— To do —
Determine the number of lines that contain the word "from", then state that number and nothing more.

[Data entries for graphics]
______
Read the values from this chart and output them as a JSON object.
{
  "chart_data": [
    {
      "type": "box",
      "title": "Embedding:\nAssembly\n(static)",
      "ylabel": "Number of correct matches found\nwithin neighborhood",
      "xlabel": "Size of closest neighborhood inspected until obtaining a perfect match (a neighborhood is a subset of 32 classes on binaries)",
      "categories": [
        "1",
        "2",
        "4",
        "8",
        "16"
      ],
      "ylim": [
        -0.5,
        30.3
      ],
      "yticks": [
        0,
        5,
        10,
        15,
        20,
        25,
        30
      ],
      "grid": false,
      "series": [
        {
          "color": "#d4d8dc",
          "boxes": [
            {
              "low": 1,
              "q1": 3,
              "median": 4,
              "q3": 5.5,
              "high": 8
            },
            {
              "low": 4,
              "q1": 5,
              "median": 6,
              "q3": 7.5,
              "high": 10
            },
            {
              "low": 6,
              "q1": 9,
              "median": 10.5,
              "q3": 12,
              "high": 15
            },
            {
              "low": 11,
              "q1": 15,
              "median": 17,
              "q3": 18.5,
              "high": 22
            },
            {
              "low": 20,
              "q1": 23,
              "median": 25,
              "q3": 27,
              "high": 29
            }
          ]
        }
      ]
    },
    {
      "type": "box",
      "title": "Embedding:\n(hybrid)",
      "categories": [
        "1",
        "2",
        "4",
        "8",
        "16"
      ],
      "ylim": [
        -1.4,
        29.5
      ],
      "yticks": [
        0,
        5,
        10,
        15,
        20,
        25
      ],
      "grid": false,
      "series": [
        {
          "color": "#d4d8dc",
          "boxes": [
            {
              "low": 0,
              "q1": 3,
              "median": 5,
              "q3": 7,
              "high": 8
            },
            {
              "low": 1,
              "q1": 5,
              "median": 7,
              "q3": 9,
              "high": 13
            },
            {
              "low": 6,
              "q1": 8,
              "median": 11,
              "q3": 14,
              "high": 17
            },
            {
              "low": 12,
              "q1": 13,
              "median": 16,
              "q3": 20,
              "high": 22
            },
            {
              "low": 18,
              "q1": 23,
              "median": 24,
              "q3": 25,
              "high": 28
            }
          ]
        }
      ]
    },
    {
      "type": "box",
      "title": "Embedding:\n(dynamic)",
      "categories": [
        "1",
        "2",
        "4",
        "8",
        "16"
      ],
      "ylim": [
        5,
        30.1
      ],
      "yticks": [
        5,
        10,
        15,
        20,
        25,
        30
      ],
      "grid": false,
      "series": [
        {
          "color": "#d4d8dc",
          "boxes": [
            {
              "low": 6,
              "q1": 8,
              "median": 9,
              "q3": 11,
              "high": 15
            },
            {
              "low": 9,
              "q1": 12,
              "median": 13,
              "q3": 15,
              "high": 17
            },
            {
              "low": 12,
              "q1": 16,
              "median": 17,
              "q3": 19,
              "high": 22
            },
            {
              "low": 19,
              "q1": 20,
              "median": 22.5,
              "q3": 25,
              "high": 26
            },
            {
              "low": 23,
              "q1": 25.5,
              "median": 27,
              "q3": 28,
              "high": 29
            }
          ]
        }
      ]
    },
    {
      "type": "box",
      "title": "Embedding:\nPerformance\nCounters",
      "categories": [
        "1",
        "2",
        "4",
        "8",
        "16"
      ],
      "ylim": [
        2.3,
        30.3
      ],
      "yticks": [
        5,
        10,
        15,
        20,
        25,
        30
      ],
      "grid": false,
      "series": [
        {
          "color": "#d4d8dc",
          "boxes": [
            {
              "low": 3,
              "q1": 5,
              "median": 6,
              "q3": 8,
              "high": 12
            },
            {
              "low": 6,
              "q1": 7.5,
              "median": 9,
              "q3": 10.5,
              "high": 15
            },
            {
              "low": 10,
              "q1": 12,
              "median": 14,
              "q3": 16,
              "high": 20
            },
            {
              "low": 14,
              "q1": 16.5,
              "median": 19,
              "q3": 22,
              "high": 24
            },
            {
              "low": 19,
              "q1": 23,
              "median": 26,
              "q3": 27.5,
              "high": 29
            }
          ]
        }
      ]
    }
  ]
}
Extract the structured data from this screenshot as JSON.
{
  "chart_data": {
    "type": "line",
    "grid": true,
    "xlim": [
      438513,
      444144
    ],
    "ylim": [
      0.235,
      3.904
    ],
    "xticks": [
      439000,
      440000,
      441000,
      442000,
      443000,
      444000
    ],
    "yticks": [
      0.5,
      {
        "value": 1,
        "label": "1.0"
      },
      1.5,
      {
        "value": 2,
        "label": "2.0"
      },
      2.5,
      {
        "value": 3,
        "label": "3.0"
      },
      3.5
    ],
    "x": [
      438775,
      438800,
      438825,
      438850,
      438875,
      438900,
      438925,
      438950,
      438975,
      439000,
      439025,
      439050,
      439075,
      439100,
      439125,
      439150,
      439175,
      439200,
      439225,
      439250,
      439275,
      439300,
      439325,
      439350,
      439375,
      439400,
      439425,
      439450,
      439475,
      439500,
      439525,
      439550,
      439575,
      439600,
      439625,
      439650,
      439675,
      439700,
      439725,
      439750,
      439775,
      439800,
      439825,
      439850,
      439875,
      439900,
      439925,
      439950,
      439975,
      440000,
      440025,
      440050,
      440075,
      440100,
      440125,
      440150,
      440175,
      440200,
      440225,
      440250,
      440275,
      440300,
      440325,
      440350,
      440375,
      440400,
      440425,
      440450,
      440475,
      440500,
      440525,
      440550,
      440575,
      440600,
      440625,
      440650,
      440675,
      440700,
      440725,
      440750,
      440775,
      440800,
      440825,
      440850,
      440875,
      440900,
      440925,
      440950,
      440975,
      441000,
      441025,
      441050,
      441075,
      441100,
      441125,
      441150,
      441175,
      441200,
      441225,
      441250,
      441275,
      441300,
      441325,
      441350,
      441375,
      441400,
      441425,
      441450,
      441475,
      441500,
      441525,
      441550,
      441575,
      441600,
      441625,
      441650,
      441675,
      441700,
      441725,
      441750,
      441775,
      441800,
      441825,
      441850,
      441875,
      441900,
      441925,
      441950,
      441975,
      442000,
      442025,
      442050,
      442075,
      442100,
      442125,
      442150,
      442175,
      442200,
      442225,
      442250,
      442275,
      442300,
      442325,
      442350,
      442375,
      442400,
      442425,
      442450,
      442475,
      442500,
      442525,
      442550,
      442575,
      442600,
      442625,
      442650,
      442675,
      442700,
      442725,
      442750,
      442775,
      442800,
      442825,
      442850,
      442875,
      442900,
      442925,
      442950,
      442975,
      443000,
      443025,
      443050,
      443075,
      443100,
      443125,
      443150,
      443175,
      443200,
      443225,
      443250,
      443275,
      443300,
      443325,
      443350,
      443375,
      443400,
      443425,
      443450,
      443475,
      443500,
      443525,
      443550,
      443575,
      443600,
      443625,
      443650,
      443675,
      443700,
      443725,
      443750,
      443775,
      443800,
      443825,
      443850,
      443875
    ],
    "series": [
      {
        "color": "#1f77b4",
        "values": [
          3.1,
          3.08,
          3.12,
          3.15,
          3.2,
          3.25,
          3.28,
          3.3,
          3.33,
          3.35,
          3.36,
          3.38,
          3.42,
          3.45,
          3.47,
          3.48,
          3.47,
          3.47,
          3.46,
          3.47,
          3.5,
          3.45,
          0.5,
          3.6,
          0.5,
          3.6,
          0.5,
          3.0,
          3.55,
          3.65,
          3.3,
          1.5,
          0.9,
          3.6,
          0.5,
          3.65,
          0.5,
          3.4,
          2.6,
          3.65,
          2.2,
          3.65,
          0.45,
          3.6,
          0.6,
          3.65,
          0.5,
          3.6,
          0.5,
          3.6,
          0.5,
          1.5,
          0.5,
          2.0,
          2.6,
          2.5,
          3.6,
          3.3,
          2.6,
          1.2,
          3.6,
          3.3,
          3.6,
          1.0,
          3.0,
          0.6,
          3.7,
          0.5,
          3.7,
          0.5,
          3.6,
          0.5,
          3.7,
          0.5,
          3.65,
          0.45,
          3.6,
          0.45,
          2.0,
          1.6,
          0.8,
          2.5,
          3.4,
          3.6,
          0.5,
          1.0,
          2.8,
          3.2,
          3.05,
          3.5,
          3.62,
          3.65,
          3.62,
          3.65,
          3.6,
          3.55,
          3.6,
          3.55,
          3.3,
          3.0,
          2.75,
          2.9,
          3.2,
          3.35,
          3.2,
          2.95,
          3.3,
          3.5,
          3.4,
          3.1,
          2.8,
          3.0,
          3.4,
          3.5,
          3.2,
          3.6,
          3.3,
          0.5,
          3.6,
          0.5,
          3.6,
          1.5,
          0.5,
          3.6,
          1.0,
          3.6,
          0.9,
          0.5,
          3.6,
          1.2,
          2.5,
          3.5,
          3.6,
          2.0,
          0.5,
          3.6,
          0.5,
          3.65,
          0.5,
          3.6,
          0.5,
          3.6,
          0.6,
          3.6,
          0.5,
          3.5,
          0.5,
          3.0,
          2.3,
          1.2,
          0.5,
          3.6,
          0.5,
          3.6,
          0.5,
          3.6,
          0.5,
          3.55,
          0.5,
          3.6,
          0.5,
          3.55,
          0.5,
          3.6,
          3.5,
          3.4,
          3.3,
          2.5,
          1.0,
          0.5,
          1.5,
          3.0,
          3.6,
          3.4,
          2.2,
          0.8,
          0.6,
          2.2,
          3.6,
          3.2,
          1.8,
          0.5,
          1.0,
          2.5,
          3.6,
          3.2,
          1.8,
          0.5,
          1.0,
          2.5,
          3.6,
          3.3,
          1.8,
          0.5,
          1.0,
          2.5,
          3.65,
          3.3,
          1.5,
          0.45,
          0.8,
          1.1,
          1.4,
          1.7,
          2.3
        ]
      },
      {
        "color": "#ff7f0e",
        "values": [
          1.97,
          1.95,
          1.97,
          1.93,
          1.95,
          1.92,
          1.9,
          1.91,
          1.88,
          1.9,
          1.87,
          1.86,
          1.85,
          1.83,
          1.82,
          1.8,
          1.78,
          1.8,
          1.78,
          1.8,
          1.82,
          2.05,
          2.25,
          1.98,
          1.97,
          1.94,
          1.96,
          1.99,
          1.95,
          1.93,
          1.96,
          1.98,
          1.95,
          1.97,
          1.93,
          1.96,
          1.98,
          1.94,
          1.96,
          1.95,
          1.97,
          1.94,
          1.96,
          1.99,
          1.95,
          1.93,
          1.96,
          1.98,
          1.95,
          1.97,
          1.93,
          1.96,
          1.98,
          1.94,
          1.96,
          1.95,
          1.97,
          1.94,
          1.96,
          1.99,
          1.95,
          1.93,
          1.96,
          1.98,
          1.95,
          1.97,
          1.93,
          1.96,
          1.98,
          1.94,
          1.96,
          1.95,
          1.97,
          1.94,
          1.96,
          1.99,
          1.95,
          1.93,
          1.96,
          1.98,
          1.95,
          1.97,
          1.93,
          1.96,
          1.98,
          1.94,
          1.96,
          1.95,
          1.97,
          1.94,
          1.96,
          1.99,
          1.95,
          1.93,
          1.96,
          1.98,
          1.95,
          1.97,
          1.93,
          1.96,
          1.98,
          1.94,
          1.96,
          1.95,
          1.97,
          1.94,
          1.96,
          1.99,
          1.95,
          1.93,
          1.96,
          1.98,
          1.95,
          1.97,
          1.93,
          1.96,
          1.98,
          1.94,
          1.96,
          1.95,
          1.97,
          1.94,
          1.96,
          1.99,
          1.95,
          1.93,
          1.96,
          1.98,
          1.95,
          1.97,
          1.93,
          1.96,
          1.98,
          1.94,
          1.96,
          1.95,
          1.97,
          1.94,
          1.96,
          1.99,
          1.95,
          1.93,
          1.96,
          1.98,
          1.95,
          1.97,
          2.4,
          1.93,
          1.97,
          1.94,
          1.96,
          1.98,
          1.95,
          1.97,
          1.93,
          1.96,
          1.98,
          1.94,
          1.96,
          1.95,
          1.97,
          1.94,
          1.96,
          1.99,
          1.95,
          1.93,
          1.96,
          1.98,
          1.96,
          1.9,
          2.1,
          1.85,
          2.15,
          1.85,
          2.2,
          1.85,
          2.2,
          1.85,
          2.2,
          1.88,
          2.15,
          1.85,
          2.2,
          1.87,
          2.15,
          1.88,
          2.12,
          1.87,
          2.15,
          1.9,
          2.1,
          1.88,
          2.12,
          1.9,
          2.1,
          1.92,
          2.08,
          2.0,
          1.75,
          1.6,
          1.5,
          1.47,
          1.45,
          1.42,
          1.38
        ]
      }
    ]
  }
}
______
— Correct result —
2